GOAL OF THE EXERCISE: Where the data below has the string "Refresh", return the whole line.

Items listed in a dataset
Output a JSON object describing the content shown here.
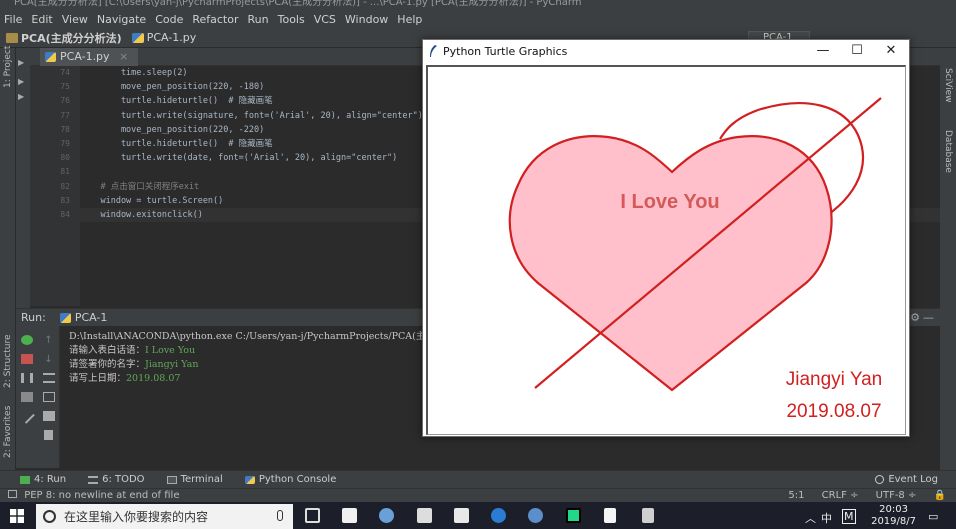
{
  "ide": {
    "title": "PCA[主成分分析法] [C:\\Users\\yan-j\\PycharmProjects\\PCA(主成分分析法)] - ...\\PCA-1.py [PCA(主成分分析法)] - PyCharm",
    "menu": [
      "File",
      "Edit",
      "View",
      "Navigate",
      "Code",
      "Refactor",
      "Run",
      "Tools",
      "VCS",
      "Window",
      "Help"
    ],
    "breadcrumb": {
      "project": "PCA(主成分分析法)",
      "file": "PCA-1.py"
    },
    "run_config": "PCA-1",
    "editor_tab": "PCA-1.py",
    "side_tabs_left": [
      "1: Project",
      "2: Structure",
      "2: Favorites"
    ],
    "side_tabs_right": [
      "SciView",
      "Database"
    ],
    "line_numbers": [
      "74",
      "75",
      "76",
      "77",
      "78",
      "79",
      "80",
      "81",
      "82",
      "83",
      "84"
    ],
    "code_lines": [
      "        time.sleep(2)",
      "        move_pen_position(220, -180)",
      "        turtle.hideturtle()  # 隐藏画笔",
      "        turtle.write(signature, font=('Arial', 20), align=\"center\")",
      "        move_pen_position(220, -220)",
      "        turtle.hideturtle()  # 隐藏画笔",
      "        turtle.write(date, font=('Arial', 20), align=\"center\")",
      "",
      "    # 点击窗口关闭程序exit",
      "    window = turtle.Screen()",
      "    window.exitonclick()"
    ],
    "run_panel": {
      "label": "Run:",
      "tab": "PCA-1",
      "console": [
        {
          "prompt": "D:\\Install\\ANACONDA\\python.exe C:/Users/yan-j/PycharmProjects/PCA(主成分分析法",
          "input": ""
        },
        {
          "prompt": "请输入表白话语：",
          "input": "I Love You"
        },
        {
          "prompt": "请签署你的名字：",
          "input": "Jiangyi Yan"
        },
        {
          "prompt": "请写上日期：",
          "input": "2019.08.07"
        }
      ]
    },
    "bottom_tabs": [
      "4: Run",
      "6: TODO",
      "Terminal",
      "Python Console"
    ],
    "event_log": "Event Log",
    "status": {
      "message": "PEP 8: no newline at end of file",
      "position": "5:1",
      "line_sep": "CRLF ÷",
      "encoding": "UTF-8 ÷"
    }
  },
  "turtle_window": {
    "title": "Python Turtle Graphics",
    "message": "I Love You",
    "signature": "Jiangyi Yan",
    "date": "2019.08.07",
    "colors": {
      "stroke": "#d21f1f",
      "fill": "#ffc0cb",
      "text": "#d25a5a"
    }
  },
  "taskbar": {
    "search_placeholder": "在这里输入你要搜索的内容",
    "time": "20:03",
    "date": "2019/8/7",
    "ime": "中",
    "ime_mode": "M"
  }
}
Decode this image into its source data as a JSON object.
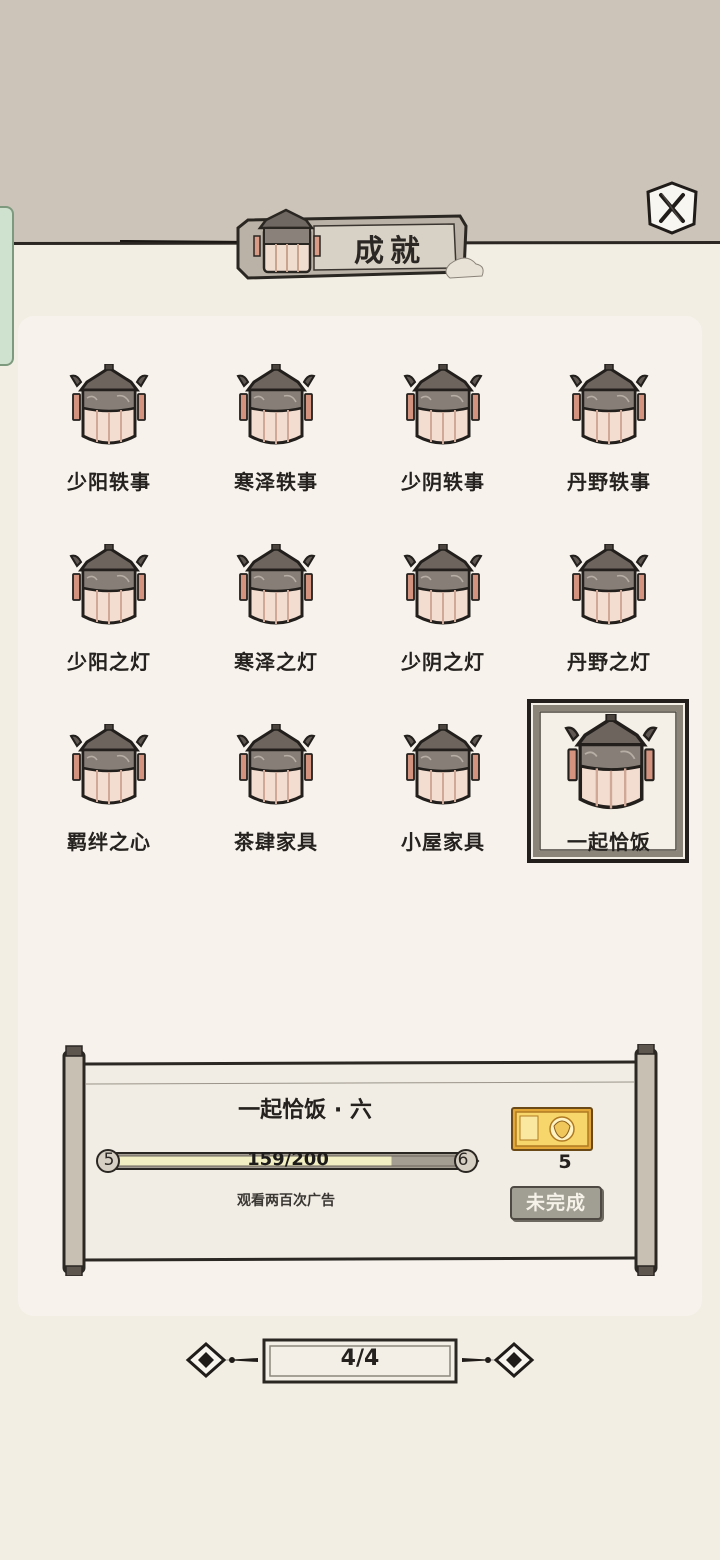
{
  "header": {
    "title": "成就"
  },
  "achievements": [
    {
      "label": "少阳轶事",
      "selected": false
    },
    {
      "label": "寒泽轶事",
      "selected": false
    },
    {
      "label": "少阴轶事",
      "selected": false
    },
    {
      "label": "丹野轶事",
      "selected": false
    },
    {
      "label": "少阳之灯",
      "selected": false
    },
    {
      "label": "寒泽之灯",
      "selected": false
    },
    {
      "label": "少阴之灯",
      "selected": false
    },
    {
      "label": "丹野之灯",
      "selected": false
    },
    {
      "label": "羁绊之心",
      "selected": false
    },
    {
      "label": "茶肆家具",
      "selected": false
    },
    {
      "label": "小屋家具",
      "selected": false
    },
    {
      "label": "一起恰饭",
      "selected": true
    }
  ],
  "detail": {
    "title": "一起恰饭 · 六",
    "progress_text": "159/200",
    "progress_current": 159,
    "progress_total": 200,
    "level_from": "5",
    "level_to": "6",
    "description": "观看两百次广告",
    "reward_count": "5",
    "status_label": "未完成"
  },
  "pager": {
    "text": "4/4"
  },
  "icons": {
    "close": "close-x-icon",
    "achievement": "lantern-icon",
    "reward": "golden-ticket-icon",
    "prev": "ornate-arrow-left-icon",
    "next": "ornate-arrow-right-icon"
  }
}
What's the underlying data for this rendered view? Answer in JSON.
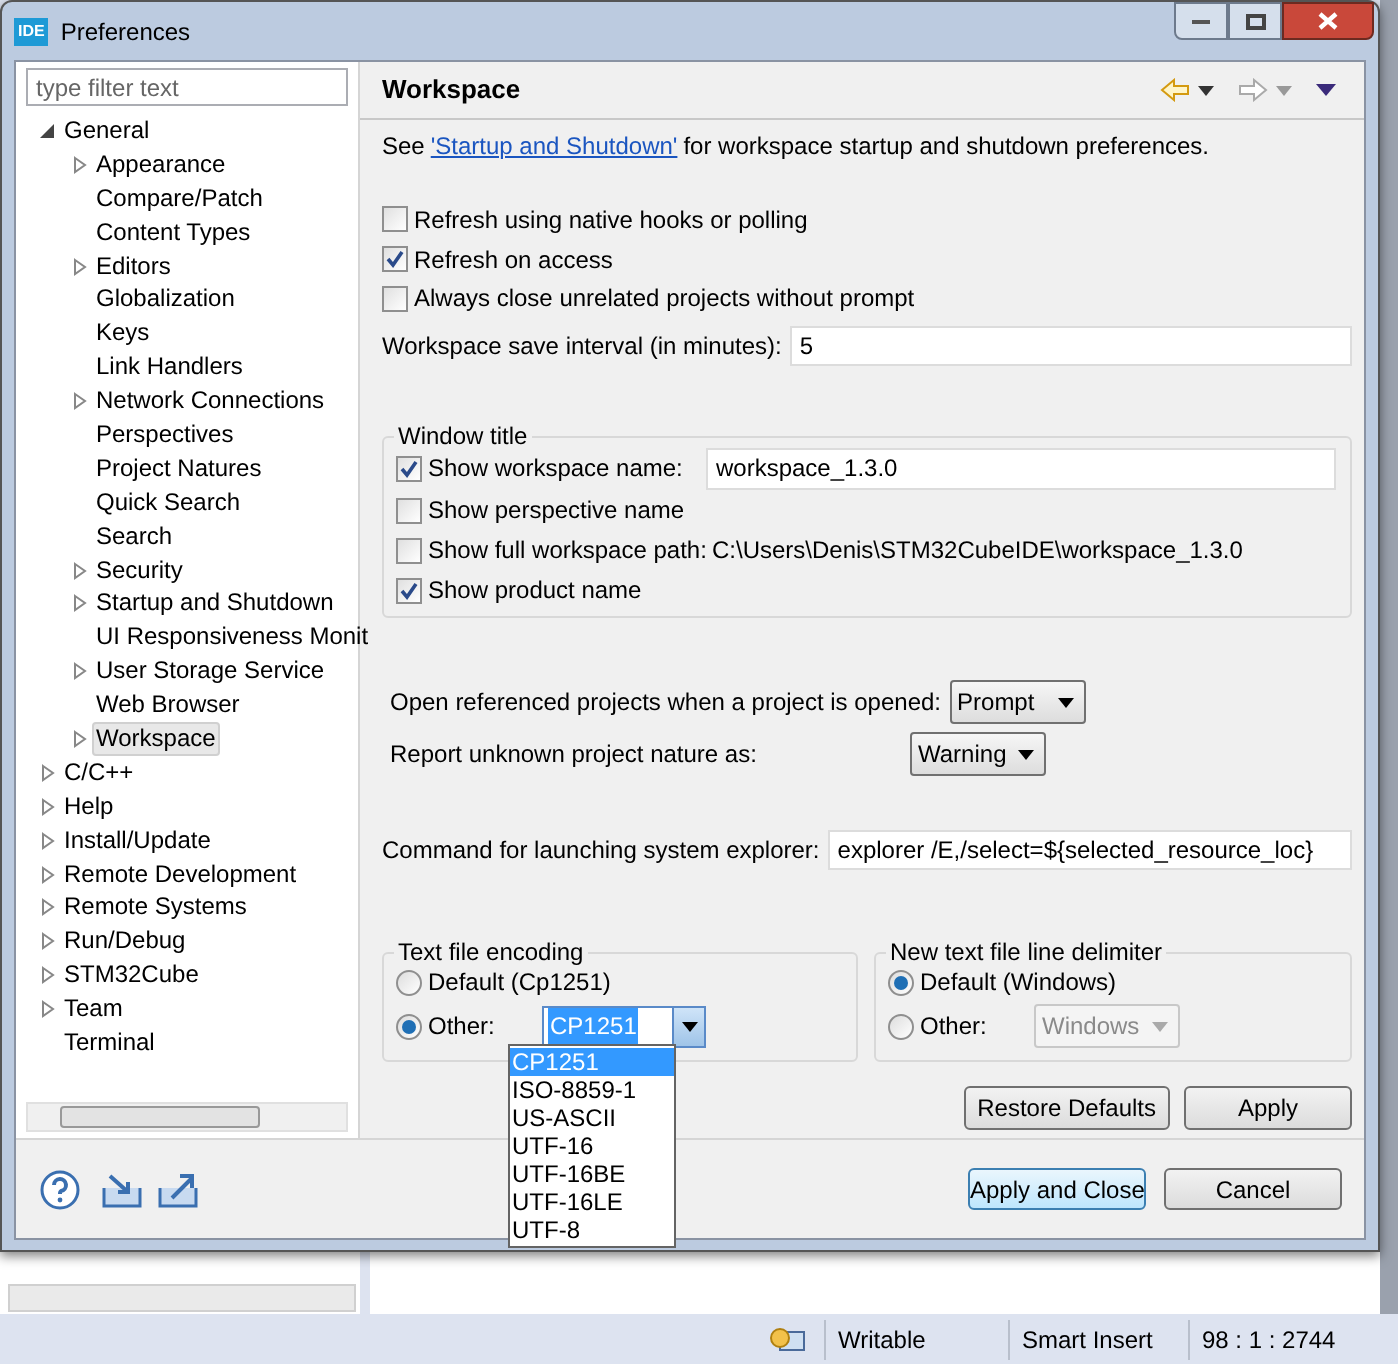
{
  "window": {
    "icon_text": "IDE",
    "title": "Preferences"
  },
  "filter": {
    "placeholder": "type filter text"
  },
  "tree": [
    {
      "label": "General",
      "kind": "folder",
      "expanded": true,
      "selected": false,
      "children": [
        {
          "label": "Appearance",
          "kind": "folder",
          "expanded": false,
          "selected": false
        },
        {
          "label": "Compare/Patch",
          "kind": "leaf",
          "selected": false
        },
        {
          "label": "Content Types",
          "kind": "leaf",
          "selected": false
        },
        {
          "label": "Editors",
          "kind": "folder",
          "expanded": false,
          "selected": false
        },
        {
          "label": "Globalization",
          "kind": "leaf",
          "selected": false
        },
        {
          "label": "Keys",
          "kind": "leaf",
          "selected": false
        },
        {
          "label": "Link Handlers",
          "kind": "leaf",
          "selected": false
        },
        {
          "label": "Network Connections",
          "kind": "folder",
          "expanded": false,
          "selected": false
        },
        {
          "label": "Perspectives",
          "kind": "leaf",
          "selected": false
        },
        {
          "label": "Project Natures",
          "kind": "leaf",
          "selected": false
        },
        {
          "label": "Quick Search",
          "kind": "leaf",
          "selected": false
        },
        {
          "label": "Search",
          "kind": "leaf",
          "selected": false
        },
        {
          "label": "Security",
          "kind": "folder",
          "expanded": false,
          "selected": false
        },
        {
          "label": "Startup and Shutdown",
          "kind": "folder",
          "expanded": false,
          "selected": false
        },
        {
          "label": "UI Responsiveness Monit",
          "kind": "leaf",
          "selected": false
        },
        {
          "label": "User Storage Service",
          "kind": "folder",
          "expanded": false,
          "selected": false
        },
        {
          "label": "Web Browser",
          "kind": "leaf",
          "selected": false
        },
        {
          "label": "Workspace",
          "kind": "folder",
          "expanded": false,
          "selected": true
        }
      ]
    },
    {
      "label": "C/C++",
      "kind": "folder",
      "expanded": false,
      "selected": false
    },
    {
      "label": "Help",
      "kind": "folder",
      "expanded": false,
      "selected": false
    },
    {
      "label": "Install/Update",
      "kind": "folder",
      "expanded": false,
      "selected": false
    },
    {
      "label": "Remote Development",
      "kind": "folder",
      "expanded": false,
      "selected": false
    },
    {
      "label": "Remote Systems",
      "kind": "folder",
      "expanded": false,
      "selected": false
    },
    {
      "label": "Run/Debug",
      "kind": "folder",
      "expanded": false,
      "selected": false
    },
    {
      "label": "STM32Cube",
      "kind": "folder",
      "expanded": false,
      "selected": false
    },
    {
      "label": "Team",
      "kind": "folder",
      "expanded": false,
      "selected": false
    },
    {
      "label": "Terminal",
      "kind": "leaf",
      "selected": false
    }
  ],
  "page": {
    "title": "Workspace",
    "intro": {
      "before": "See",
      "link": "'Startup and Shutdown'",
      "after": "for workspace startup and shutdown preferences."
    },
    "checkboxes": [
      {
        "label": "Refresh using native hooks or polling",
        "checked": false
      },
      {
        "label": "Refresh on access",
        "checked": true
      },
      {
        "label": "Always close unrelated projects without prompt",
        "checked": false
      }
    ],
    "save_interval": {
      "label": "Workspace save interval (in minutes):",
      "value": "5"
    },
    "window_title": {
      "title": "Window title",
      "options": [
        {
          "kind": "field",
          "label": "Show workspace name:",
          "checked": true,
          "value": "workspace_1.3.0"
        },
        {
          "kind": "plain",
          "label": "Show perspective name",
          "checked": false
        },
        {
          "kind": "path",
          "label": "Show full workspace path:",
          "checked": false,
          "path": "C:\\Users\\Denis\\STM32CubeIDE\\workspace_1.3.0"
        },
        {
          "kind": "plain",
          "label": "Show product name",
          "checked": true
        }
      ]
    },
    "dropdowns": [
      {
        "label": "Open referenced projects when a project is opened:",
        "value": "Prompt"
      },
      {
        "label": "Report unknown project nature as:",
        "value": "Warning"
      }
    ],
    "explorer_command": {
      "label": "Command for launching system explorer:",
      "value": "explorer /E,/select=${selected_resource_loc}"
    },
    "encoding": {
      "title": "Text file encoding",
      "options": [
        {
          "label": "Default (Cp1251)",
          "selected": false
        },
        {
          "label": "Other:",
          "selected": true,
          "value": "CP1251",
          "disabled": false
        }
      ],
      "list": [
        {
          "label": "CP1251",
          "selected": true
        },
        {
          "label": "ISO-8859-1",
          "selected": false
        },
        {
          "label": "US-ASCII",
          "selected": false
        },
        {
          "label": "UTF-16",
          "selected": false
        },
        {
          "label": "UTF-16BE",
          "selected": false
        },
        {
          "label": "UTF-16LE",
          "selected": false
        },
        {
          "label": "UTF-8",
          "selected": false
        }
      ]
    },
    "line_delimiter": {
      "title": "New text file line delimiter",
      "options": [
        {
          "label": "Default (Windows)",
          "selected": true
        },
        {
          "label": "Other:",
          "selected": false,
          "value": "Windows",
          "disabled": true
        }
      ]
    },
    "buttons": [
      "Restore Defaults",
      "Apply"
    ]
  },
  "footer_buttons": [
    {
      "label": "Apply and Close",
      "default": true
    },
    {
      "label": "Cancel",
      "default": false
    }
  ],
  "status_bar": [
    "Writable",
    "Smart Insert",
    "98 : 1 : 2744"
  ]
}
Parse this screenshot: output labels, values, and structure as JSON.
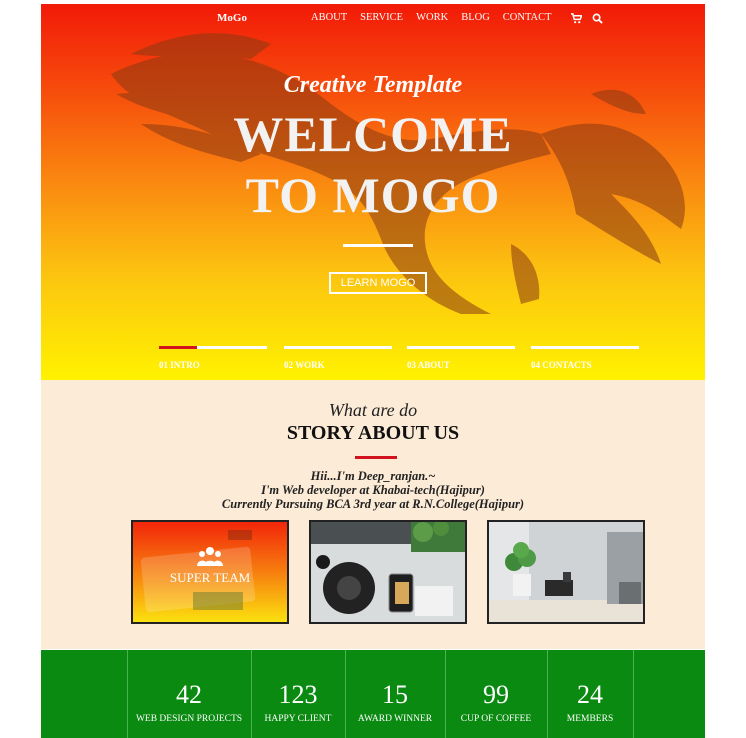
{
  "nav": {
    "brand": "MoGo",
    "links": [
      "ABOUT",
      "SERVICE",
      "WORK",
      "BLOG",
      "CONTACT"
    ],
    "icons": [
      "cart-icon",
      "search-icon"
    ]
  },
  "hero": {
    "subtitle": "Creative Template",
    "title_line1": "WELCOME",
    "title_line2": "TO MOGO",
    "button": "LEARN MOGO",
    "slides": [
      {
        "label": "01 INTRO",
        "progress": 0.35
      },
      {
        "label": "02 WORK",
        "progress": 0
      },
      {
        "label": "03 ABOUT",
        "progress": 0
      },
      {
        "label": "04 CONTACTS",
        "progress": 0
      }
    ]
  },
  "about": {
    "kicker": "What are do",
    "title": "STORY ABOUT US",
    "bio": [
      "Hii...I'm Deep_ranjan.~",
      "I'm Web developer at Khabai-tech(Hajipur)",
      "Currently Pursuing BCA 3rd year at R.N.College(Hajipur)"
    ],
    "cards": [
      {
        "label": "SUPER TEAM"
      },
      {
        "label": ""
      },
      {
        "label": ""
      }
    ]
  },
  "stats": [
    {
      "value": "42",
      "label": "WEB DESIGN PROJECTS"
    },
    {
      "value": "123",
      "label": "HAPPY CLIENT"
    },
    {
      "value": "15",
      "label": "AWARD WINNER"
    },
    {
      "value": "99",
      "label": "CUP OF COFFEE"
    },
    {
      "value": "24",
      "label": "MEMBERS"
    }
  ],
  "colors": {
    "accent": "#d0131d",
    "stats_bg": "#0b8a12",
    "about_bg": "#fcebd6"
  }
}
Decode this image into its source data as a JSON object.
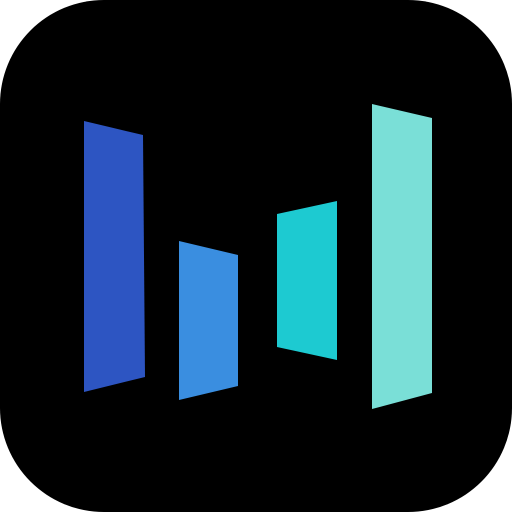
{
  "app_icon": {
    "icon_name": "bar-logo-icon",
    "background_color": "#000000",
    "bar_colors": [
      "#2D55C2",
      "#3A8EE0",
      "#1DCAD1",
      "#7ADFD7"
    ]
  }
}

REPLY TO THE TASK:
        "label": "Refresh using native hooks or polling",
        "label": "Refresh on access",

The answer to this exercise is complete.